> **Exercise brief**
Give back a single number, the count of lines containing the word "przez".

> **Listed entries**

[start]

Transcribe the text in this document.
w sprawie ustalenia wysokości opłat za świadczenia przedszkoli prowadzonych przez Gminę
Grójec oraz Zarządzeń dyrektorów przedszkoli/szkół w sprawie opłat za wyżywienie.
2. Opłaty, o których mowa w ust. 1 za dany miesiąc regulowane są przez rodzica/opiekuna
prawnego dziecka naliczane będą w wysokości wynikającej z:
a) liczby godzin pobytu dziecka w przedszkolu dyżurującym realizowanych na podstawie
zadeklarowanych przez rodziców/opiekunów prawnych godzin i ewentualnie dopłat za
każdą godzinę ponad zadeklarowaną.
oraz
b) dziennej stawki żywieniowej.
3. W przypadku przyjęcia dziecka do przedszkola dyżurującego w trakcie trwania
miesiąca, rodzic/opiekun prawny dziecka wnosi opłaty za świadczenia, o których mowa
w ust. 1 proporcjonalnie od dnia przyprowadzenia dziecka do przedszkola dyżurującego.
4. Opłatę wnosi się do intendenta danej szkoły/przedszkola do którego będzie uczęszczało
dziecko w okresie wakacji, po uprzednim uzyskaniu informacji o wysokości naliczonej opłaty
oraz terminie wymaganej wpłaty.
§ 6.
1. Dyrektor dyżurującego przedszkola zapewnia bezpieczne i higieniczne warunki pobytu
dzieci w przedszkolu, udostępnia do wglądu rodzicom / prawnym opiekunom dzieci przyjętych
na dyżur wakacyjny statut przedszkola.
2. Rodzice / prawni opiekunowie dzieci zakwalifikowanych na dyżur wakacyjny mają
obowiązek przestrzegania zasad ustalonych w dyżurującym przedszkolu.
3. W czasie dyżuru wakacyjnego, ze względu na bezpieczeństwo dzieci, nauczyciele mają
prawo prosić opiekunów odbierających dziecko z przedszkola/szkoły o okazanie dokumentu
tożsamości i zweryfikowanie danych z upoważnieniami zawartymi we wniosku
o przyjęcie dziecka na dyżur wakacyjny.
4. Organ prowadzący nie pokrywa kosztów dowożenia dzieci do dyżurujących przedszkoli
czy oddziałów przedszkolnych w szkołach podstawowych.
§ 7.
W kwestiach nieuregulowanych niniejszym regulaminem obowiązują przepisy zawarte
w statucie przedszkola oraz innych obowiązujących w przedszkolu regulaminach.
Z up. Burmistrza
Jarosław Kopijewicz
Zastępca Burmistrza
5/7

[end]
[start]

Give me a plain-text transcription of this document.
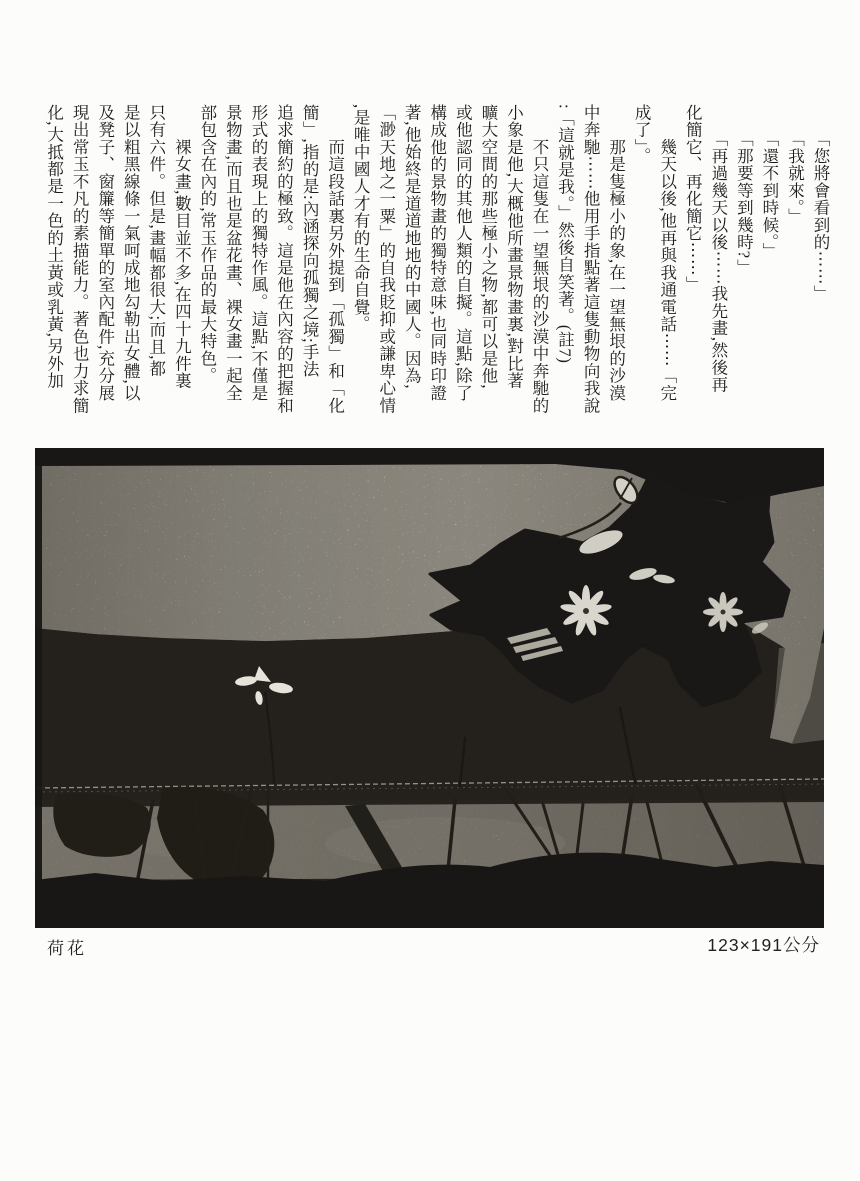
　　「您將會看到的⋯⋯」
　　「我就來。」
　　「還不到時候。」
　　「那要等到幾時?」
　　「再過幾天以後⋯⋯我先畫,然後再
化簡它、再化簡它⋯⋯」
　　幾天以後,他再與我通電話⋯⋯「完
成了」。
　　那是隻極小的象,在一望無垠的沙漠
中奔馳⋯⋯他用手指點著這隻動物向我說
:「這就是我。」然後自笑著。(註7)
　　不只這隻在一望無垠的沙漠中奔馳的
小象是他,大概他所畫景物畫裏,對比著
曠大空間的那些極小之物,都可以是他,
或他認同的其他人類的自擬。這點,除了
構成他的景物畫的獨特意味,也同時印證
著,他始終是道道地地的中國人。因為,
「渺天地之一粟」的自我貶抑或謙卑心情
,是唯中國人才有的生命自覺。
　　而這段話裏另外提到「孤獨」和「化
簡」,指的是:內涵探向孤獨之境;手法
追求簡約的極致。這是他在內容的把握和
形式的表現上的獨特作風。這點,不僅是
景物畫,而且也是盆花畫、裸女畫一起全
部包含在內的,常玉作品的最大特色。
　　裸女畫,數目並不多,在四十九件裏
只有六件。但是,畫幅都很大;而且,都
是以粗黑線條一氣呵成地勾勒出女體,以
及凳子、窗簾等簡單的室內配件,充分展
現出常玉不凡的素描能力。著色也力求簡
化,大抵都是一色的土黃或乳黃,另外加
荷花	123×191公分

[end]

> **Answer to the problem**
3